TASK BRIEF: Pick every line from the data that holds the word "JSON".

RECORDS FOR THE TASK:
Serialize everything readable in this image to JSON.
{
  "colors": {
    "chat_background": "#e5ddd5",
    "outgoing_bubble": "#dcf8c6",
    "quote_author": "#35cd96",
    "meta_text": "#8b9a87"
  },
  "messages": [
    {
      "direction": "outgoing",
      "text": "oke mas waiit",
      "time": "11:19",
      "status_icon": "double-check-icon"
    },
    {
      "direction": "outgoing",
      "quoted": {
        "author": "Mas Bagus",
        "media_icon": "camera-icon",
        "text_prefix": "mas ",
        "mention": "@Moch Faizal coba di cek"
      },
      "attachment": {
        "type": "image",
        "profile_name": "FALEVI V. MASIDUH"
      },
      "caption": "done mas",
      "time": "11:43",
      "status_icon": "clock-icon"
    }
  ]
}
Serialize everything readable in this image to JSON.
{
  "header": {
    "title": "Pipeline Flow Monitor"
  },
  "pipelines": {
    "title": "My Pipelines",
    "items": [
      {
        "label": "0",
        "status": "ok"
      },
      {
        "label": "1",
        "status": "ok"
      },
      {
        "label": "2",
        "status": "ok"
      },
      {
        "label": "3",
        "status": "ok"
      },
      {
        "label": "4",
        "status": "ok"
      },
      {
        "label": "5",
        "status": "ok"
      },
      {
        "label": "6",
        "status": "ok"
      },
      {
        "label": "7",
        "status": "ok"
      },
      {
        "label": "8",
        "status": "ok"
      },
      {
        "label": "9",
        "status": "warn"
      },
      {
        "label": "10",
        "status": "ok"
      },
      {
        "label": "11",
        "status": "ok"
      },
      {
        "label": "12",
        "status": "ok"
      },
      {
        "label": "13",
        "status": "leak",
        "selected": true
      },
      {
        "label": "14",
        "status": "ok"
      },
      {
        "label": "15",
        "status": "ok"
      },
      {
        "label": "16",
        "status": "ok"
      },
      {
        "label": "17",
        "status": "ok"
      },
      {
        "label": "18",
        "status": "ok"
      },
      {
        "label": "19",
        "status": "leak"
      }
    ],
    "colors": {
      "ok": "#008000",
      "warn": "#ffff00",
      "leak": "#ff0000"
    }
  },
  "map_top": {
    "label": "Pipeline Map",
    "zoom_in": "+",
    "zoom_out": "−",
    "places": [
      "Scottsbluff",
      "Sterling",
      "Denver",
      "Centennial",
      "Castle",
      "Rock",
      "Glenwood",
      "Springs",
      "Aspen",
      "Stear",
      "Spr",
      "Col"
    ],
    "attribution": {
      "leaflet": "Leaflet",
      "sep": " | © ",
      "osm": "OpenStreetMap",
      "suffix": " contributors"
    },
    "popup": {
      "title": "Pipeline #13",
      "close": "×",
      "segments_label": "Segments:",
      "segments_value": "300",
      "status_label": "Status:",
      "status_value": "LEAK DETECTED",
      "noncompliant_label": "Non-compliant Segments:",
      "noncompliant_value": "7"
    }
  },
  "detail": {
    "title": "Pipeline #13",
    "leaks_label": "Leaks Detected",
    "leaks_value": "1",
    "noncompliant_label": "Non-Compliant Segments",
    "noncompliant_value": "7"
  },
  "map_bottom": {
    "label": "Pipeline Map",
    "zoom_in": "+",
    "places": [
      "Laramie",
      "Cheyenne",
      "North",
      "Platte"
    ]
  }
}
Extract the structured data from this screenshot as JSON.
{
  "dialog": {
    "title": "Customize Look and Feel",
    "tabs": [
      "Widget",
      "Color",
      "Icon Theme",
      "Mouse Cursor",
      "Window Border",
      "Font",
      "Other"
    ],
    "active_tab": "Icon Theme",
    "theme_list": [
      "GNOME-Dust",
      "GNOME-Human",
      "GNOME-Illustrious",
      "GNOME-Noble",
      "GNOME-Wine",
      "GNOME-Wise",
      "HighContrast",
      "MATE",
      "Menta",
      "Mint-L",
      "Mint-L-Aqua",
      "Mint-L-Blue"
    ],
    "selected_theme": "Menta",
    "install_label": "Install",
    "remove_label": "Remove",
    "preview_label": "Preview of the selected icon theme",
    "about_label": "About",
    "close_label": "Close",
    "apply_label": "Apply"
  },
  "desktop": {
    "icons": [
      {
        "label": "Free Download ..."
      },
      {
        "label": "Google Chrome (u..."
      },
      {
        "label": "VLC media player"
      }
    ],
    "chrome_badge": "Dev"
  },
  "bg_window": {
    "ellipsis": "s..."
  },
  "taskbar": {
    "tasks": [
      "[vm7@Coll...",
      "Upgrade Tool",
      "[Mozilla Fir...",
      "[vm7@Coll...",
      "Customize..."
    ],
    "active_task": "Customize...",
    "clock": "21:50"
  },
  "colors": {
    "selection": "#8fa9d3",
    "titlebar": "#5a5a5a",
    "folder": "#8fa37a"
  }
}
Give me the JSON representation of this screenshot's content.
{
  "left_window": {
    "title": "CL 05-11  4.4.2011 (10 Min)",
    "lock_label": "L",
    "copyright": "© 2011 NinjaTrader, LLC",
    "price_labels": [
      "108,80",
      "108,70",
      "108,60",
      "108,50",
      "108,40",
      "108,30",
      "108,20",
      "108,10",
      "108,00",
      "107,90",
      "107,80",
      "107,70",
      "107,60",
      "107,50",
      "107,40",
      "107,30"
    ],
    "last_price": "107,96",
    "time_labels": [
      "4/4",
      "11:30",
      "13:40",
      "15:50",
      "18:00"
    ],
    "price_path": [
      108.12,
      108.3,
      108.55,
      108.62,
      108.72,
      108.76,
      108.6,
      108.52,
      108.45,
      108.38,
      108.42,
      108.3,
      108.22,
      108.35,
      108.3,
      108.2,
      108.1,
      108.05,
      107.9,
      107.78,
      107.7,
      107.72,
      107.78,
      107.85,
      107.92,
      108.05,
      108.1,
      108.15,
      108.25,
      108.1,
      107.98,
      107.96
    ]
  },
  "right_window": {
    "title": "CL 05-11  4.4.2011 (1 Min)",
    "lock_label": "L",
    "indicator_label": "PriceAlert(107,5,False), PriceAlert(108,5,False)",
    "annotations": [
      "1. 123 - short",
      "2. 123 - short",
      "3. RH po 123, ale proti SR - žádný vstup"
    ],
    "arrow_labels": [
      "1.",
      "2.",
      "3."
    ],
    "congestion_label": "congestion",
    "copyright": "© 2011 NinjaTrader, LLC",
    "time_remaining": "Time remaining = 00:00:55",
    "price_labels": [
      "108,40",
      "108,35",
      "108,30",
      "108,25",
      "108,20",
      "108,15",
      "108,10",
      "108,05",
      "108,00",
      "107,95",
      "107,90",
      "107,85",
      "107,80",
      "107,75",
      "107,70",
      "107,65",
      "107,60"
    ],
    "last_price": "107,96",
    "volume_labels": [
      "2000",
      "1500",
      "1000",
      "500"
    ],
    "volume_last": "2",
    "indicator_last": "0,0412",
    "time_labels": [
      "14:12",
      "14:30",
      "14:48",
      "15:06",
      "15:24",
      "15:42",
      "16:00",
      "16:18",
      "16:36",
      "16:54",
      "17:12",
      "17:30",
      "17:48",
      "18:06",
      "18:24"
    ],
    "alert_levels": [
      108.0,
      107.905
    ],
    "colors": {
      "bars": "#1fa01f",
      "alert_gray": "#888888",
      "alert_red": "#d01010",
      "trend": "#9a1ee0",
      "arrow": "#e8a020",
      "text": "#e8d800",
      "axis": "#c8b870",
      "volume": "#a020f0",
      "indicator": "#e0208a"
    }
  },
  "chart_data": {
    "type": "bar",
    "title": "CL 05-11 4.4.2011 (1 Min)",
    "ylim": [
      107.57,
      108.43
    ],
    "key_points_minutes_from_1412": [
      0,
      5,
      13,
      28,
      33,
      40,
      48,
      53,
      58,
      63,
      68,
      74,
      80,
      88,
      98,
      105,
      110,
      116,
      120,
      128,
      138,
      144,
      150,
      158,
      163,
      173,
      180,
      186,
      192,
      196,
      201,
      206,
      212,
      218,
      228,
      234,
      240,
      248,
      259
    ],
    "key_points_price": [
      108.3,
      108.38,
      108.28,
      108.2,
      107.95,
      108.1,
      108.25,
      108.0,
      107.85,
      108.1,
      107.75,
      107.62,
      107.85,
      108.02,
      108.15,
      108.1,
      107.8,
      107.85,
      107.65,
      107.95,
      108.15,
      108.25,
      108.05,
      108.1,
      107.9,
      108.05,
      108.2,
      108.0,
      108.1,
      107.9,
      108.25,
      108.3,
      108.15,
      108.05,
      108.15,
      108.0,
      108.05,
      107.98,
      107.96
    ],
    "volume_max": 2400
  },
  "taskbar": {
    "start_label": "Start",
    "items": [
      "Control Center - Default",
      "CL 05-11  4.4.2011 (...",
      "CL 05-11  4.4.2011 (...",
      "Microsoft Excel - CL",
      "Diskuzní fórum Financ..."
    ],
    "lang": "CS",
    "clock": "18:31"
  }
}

PROBLEM SOLUTION:
Serialize everything readable in this image to JSON.
Serialize everything readable in this image to JSON.
Extract the structured data from this screenshot as JSON.
Give me the JSON representation of this screenshot's content.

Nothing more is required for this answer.